++++ Dataset records ++++
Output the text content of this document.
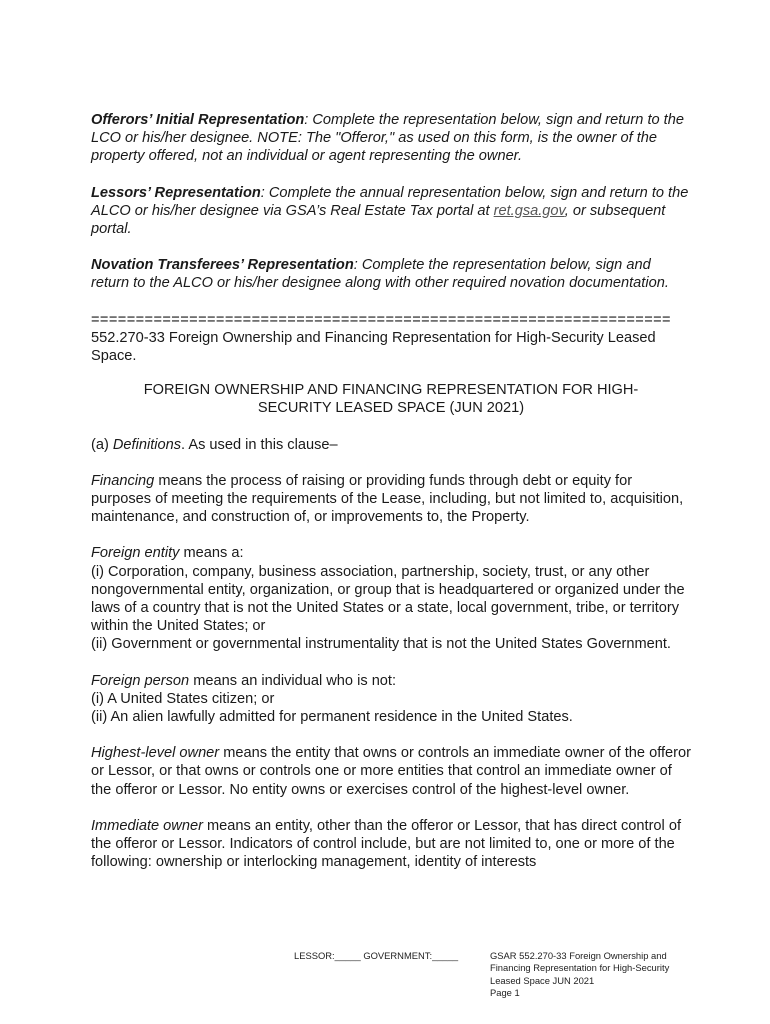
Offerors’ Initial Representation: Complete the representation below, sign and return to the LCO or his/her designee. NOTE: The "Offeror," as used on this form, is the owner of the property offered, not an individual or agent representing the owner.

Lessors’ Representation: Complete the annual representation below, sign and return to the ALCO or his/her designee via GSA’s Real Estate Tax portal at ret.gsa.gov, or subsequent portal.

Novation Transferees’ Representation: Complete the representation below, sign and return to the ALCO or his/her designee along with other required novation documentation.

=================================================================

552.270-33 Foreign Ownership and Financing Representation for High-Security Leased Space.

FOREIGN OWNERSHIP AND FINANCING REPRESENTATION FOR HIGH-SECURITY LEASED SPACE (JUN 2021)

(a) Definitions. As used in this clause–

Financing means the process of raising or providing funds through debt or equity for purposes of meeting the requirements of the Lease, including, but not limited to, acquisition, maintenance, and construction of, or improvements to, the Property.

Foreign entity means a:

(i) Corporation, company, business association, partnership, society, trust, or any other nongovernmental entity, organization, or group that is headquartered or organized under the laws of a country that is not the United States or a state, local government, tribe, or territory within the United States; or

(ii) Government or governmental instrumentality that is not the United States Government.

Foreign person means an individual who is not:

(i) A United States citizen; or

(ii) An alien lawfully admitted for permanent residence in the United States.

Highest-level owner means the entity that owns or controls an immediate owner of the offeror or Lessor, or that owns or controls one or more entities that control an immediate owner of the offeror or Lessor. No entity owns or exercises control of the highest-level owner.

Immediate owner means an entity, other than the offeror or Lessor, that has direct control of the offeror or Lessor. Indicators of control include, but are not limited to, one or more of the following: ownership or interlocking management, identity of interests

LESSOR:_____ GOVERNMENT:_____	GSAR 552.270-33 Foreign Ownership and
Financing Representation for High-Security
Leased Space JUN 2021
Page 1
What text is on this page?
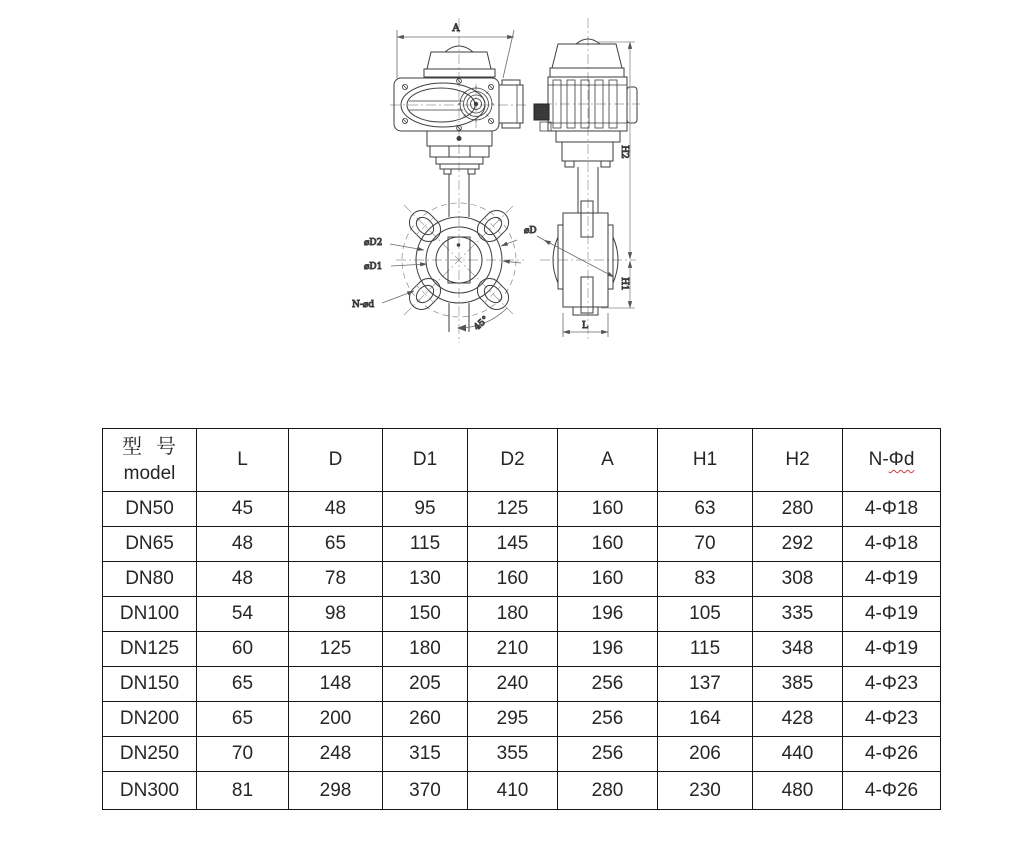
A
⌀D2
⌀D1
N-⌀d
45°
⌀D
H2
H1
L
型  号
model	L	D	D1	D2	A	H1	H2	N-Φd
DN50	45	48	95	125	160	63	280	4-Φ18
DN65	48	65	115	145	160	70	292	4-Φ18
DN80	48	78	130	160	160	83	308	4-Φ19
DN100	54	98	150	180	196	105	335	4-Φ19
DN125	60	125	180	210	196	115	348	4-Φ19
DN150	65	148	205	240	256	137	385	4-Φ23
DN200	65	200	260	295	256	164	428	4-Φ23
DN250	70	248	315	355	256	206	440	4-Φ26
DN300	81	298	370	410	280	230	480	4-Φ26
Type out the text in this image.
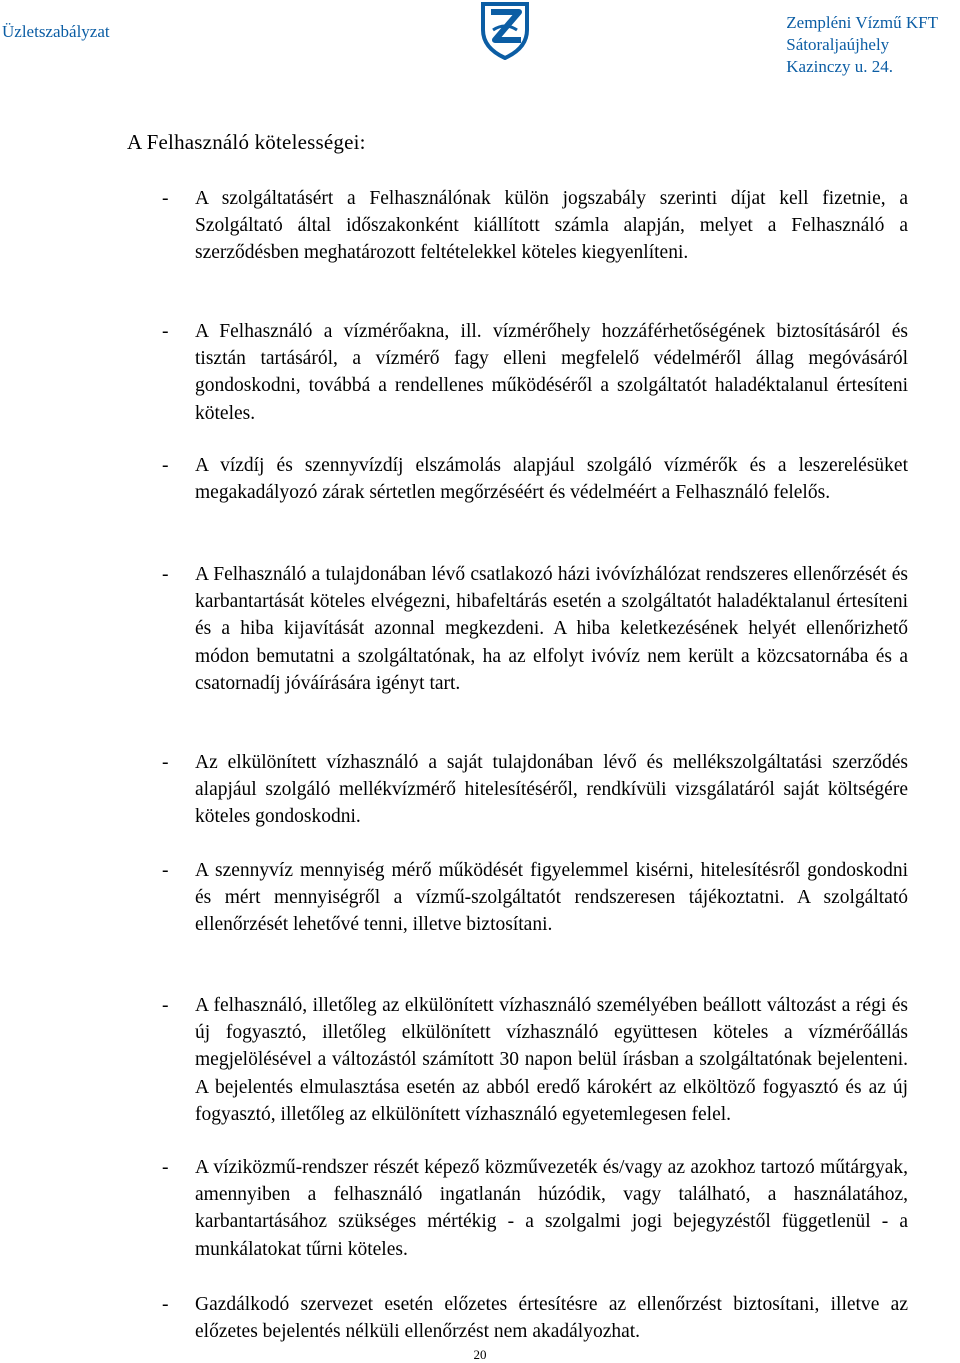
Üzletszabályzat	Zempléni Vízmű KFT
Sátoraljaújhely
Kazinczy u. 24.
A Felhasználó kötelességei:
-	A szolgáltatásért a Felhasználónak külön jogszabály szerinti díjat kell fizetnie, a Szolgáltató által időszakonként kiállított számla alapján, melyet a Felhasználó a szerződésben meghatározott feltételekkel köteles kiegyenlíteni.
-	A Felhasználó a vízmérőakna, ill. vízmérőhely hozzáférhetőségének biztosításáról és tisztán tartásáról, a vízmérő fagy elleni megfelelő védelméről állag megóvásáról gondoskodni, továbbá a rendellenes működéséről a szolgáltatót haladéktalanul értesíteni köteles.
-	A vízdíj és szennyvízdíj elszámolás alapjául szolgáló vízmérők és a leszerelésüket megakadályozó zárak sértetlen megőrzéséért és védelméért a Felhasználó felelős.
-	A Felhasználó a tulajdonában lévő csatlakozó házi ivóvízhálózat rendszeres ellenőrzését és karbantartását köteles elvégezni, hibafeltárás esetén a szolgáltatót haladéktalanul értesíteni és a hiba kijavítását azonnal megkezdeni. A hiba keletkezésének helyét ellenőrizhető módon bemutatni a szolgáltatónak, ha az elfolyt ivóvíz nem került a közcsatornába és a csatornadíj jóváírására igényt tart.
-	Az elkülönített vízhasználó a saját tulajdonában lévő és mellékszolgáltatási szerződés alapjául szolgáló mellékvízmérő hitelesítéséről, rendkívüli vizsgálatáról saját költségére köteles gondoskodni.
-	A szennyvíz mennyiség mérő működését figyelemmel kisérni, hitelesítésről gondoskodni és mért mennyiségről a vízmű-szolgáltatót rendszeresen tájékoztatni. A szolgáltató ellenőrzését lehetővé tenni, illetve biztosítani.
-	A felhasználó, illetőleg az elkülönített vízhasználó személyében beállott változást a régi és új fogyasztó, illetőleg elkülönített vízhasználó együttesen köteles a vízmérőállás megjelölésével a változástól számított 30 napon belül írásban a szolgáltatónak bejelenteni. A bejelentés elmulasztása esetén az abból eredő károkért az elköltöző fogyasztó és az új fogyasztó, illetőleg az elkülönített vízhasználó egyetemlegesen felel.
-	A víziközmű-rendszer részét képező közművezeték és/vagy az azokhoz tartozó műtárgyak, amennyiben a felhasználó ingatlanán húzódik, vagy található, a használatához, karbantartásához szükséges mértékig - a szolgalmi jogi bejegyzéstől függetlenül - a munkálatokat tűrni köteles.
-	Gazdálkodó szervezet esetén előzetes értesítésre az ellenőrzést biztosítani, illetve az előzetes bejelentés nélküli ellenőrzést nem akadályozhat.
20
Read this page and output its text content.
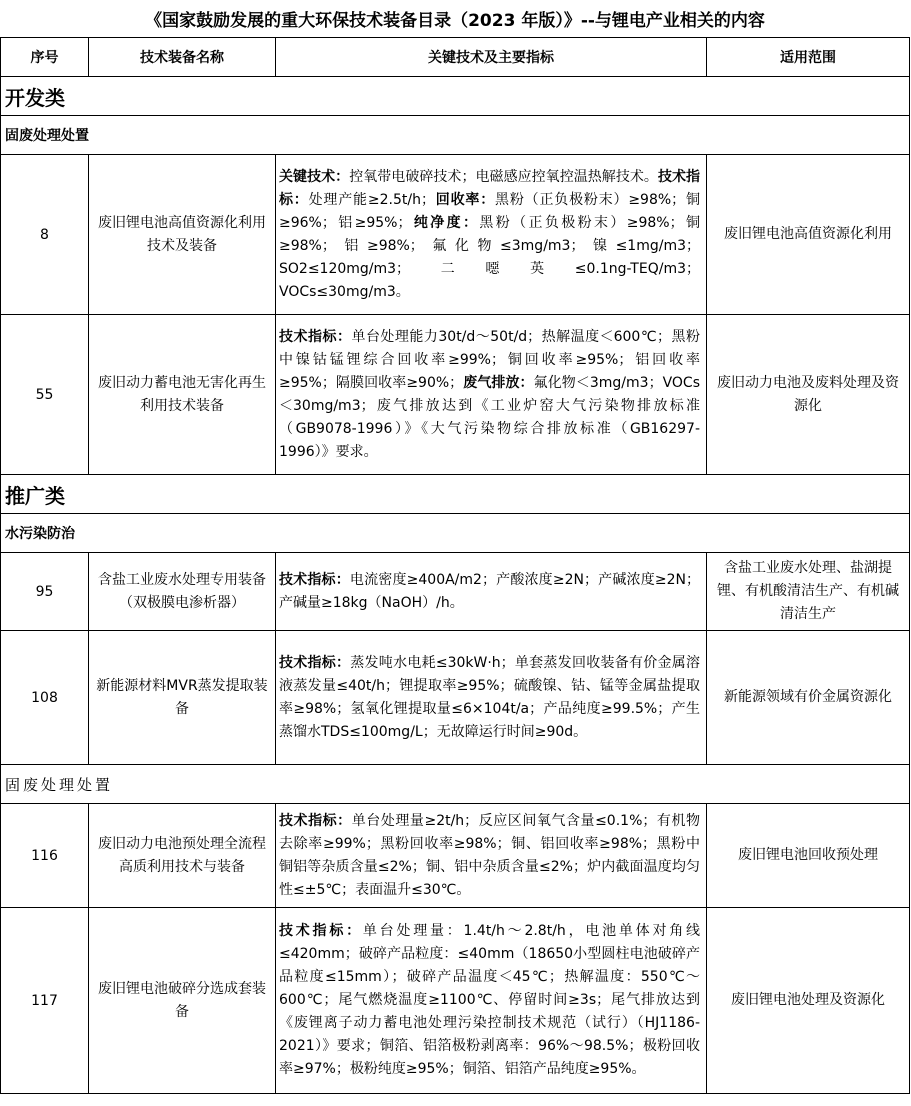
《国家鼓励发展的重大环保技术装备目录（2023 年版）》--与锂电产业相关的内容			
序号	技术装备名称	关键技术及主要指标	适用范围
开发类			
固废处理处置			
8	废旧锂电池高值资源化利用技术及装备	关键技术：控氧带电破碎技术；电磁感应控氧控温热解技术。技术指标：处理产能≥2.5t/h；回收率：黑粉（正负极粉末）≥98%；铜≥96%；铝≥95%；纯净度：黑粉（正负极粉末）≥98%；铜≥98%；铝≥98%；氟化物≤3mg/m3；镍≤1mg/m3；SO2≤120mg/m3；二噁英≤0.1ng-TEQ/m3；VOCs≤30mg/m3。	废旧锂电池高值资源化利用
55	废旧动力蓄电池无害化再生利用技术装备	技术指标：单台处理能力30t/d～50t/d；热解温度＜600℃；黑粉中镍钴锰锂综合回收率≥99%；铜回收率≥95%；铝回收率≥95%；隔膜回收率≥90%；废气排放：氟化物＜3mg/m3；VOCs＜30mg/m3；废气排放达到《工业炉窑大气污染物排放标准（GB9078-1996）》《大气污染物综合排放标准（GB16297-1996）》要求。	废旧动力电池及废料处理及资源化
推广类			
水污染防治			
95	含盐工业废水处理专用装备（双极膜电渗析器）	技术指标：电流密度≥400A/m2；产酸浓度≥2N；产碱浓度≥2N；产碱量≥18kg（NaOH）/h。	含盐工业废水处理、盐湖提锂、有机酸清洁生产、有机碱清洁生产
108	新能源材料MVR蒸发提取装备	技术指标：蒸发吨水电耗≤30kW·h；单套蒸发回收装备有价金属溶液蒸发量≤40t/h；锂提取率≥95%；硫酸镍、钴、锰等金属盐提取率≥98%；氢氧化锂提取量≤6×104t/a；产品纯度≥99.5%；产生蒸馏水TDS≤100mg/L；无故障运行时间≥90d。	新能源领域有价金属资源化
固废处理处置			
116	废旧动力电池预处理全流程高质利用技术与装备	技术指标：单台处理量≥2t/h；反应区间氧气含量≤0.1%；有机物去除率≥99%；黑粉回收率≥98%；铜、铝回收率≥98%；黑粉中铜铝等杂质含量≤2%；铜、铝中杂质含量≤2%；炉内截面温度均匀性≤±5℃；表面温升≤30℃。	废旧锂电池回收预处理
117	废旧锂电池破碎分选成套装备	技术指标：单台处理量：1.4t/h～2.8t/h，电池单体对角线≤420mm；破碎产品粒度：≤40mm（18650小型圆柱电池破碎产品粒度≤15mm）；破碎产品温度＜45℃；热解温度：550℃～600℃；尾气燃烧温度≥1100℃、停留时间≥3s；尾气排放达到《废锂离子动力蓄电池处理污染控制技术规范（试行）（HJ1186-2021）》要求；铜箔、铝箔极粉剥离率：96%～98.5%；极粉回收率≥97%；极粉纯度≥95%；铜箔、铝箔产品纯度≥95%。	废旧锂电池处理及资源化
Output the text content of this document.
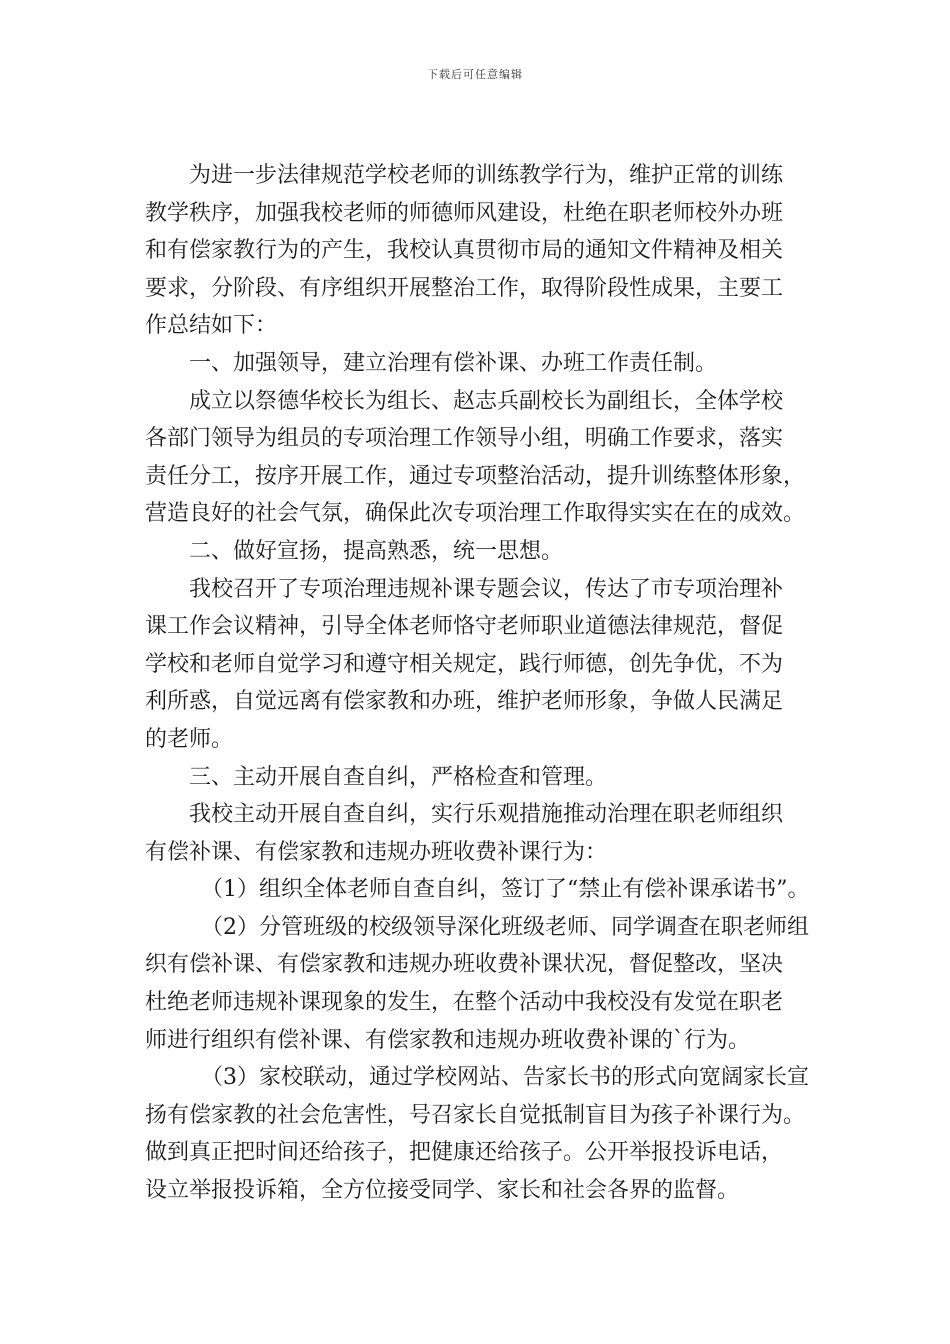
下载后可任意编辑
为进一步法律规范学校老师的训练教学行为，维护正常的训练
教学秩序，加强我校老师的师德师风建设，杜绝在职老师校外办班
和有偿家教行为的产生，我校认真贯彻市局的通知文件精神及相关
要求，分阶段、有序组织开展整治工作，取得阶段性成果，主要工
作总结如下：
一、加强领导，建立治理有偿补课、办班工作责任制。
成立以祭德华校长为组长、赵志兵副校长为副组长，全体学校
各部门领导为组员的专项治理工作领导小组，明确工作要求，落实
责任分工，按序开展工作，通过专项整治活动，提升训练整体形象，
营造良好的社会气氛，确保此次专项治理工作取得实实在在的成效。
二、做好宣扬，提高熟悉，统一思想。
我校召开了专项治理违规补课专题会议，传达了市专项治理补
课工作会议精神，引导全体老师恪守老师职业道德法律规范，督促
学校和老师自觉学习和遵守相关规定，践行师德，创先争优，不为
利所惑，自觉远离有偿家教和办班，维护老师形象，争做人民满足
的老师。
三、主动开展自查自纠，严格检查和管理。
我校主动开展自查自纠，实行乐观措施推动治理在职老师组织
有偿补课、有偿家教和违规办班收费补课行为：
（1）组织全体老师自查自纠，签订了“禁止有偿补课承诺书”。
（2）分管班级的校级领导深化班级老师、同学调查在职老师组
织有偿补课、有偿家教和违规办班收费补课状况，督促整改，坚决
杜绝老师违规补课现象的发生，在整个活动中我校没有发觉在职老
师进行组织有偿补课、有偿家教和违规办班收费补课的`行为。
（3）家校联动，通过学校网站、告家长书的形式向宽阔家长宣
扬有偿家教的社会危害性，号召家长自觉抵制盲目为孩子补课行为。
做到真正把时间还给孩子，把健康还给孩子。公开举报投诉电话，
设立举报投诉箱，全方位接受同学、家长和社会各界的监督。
++++
What is required:
From the entries above, copy every line containing the word "vízhasználó".

Finished task:
-	Az elkülönített vízhasználó a saját tulajdonában lévő és mellékszolgáltatási szerződés alapjául szolgáló mellékvízmérő hitelesítéséről, rendkívüli vizsgálatáról saját költségére köteles gondoskodni.
-	A felhasználó, illetőleg az elkülönített vízhasználó személyében beállott változást a régi és új fogyasztó, illetőleg elkülönített vízhasználó együttesen köteles a vízmérőállás megjelölésével a változástól számított 30 napon belül írásban a szolgáltatónak bejelenteni. A bejelentés elmulasztása esetén az abból eredő károkért az elköltöző fogyasztó és az új fogyasztó, illetőleg az elkülönített vízhasználó egyetemlegesen felel.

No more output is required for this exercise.